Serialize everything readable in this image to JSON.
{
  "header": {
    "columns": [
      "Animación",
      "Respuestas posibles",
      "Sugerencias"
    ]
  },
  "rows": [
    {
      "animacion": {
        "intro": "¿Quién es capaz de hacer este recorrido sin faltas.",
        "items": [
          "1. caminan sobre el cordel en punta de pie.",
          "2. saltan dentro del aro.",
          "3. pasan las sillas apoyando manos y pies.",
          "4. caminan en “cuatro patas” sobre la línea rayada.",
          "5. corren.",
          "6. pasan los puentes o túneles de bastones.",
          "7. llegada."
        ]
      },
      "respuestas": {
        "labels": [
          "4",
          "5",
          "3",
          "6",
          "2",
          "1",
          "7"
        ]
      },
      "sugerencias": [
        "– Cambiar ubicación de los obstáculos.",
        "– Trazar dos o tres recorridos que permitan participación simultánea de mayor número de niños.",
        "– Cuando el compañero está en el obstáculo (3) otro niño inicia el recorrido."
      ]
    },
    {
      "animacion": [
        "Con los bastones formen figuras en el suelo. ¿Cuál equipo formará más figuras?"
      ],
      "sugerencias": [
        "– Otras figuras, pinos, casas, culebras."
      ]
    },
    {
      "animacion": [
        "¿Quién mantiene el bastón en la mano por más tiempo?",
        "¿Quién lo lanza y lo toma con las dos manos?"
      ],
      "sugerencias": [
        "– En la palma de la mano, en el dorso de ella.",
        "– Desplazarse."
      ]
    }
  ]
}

_Task description:_ Count every line in the preceding entries where the string "bastones" appears, then state only the total.

_Reply to the exercise:_ 2